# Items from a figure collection
Start of Block

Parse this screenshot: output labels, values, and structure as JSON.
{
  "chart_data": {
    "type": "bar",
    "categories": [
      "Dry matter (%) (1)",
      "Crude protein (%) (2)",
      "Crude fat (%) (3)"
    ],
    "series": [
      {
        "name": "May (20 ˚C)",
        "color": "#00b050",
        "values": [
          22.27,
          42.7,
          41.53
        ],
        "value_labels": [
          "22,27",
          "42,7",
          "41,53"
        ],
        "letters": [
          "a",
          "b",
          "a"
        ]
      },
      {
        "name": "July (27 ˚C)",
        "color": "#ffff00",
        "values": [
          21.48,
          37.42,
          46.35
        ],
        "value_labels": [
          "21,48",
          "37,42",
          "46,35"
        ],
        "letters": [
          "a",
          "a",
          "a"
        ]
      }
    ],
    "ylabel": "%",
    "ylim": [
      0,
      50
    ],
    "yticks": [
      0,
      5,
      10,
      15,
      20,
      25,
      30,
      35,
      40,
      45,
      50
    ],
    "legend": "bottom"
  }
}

End of Block

# Description of the task
An exact copy of every record is required here.

# Output of the task
Parse this screenshot: output labels, values, and structure as JSON.
{
  "chart_data": {
    "type": "bar",
    "categories": [
      "Dry matter (%) (1)",
      "Crude protein (%) (2)",
      "Crude fat (%) (3)"
    ],
    "series": [
      {
        "name": "May (20 ˚C)",
        "color": "#00b050",
        "values": [
          22.27,
          42.7,
          41.53
        ],
        "value_labels": [
          "22,27",
          "42,7",
          "41,53"
        ],
        "letters": [
          "a",
          "b",
          "a"
        ]
      },
      {
        "name": "July (27 ˚C)",
        "color": "#ffff00",
        "values": [
          21.48,
          37.42,
          46.35
        ],
        "value_labels": [
          "21,48",
          "37,42",
          "46,35"
        ],
        "letters": [
          "a",
          "a",
          "a"
        ]
      }
    ],
    "ylabel": "%",
    "ylim": [
      0,
      50
    ],
    "yticks": [
      0,
      5,
      10,
      15,
      20,
      25,
      30,
      35,
      40,
      45,
      50
    ],
    "legend": "bottom"
  }
}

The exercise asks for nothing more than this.